→ **Exercise description**
From the entries below, list each line with "Feet".

═══ Supplied material

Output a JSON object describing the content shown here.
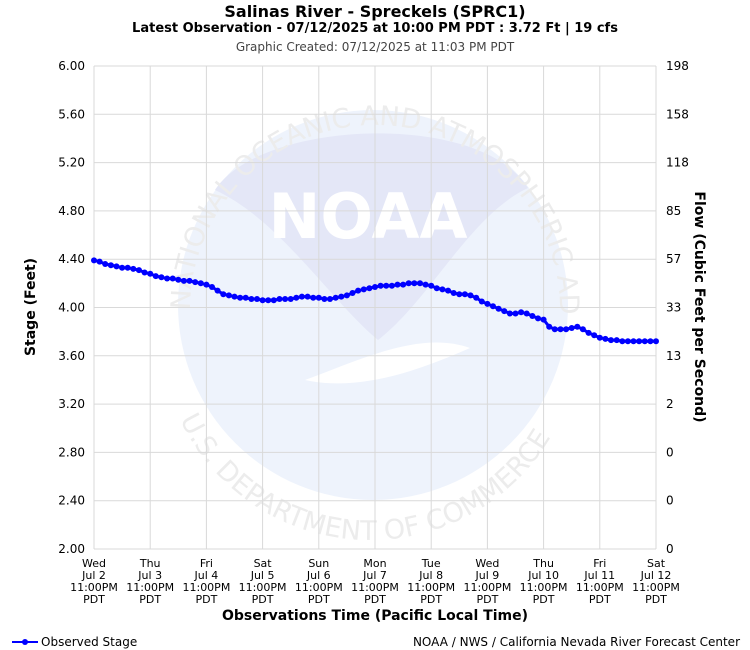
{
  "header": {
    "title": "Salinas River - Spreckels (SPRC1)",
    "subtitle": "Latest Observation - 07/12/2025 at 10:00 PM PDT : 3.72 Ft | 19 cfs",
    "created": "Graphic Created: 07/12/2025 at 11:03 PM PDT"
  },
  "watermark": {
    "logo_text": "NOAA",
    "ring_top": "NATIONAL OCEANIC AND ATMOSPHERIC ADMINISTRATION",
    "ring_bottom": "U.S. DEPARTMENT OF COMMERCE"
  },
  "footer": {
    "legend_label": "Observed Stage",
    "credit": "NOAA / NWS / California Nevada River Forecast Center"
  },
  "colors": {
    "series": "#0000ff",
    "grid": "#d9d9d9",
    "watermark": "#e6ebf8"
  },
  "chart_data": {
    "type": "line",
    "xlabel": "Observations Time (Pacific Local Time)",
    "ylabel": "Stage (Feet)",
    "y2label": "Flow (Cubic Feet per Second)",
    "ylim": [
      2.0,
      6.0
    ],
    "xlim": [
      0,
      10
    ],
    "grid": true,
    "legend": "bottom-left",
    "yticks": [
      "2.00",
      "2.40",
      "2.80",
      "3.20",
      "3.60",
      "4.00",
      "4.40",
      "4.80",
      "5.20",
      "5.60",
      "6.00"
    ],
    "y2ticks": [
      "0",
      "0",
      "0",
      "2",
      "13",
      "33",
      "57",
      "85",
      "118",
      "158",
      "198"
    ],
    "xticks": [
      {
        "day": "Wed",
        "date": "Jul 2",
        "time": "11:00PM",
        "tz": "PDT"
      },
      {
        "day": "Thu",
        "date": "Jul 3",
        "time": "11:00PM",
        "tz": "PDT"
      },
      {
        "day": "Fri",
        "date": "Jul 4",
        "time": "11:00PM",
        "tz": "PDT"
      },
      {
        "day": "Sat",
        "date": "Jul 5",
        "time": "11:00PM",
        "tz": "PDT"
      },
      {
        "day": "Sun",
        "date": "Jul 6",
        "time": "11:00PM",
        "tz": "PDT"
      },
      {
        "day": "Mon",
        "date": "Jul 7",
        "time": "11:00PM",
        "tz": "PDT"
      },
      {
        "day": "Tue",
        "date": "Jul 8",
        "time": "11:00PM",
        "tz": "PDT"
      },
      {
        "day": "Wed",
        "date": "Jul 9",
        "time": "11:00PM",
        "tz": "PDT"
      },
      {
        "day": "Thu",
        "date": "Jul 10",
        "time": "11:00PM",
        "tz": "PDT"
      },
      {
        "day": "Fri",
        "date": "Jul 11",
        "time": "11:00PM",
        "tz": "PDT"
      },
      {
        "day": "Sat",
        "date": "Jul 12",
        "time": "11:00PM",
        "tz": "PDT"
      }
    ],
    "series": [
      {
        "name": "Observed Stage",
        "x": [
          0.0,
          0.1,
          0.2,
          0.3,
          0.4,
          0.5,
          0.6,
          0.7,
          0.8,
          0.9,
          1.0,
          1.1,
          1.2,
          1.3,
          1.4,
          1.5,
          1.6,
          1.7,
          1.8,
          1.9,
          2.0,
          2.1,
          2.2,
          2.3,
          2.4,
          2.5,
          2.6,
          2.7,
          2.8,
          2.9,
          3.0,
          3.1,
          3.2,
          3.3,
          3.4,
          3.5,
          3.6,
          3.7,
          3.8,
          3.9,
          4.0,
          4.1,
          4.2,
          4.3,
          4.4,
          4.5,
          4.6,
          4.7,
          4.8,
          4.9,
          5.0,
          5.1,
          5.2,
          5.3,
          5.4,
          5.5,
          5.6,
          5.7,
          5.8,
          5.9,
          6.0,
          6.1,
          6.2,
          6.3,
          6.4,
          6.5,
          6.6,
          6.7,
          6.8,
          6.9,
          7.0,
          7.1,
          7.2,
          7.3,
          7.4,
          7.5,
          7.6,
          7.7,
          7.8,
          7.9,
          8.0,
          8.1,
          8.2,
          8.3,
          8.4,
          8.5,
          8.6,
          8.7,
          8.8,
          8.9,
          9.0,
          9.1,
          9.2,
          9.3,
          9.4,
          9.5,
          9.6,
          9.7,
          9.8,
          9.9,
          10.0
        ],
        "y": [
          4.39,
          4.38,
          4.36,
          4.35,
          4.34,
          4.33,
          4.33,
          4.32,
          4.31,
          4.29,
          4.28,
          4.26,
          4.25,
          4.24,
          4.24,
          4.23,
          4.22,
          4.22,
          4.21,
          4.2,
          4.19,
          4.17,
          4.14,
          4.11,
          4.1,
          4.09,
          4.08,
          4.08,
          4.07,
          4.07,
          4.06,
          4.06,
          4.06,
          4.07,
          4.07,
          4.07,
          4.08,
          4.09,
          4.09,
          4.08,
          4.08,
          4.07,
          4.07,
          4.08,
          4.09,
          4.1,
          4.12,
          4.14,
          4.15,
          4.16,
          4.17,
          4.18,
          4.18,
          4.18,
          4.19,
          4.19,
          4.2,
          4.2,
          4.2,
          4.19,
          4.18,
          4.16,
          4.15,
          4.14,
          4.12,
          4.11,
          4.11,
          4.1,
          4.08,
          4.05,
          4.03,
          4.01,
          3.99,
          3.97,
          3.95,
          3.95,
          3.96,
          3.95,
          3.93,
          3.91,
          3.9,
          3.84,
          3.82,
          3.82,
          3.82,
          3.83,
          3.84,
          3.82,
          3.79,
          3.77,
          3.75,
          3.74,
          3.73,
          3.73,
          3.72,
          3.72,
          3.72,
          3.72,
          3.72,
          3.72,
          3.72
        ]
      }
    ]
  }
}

══════
═══ Supplied material

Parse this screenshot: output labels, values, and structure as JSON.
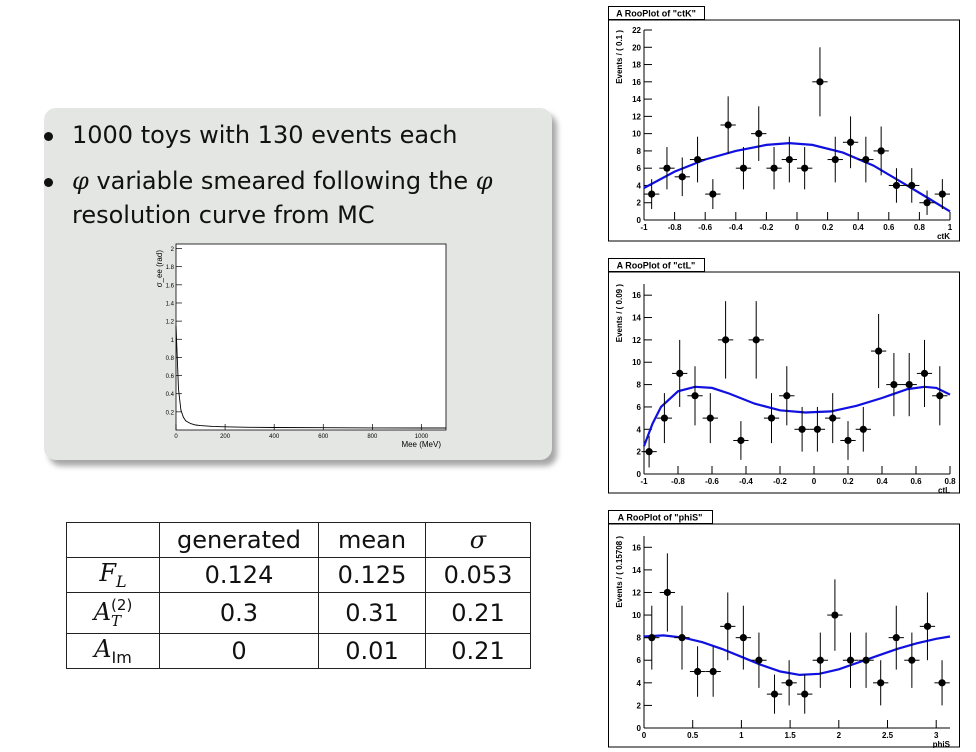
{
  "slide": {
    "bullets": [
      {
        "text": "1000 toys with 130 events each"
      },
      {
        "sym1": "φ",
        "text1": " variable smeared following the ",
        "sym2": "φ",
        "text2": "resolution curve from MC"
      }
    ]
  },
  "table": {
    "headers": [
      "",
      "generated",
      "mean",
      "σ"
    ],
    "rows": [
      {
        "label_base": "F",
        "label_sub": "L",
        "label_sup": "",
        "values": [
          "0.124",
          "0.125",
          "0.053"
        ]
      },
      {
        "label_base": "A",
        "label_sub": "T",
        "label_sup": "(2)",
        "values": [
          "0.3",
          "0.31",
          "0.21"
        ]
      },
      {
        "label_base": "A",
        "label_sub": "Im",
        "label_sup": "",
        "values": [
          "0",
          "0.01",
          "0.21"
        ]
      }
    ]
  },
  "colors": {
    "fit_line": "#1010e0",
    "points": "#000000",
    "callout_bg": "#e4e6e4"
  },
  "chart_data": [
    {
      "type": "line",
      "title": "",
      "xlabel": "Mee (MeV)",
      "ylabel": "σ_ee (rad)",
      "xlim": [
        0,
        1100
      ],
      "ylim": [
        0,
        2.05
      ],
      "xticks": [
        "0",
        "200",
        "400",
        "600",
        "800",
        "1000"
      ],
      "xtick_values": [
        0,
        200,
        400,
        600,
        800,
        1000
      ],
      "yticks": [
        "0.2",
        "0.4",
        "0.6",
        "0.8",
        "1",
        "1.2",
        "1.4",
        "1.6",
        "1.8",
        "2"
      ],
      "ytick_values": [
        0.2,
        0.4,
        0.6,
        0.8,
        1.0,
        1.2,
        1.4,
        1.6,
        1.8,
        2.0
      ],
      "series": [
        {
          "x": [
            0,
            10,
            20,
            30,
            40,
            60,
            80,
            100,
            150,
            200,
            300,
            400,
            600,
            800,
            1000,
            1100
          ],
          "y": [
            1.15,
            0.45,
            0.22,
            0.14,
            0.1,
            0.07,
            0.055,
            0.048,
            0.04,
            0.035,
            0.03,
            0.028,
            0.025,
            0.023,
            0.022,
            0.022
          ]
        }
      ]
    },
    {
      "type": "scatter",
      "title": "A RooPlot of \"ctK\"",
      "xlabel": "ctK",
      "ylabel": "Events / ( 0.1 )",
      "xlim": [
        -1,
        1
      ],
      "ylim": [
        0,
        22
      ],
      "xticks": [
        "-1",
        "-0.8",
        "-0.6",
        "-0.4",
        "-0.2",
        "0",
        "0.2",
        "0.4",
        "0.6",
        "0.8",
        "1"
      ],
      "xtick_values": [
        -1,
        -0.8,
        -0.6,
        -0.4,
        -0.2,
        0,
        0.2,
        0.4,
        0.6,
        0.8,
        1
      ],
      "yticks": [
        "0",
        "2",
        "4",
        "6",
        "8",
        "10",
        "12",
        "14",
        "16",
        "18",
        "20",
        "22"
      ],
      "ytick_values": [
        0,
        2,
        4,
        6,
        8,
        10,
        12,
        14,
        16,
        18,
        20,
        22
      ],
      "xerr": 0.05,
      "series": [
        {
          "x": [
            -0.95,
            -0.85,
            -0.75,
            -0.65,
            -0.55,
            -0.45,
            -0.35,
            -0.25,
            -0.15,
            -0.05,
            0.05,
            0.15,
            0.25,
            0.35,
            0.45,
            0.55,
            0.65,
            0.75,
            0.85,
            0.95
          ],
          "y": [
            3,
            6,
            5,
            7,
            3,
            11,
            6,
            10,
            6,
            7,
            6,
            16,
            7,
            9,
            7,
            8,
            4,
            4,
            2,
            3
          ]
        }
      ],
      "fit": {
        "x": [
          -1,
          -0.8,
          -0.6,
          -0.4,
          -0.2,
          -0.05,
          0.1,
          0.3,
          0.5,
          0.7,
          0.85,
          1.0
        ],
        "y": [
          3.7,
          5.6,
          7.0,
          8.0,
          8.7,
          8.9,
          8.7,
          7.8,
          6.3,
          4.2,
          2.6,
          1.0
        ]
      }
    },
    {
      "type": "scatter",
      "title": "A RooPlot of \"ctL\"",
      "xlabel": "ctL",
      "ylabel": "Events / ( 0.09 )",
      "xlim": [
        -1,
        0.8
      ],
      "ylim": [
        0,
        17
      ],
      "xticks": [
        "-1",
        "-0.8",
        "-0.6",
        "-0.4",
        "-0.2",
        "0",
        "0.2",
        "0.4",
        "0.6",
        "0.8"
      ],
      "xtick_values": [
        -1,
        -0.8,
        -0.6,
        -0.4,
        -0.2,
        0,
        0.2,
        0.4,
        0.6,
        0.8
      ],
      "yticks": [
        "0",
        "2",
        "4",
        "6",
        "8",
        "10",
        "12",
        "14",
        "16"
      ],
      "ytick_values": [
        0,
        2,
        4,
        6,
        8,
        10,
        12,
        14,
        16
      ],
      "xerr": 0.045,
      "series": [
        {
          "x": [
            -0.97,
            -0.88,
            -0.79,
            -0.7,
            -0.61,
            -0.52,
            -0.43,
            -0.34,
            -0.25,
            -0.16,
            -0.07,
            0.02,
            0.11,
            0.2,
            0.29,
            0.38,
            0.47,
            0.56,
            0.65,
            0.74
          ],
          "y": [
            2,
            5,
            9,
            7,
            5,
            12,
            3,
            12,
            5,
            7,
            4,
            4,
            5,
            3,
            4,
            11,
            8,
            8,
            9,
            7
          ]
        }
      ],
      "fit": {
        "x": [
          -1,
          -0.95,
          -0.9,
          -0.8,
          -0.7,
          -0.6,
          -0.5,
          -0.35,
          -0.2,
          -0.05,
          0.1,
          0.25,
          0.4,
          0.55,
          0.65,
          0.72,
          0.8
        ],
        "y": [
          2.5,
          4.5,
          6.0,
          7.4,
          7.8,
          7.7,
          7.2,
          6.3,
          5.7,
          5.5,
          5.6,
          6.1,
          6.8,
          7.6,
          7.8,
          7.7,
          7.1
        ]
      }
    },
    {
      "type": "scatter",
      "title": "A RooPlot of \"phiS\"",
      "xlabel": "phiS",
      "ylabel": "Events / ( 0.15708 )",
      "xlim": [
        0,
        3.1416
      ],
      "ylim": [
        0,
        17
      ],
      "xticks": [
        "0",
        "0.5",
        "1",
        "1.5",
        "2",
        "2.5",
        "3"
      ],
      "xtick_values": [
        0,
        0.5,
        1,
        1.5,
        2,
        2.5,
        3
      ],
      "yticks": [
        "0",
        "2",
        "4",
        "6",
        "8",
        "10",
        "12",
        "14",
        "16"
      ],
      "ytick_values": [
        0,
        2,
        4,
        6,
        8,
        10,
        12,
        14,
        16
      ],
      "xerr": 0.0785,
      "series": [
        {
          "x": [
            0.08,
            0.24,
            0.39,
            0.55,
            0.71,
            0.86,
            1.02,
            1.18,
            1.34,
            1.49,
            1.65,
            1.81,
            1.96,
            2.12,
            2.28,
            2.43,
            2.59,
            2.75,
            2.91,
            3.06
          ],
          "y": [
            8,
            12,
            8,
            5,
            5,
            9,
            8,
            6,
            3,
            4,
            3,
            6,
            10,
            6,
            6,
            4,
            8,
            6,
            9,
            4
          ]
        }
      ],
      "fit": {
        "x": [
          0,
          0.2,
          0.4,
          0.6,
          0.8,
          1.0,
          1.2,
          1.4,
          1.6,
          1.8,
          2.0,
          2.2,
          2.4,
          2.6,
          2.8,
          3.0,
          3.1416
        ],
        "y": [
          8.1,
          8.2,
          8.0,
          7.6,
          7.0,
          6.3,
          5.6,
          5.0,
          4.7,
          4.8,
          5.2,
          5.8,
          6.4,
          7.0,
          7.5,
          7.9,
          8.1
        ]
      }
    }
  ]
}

══════

→ **Completed exercise**
    "ylabel": "Stage (Feet)",
    "y2label": "Flow (Cubic Feet per Second)",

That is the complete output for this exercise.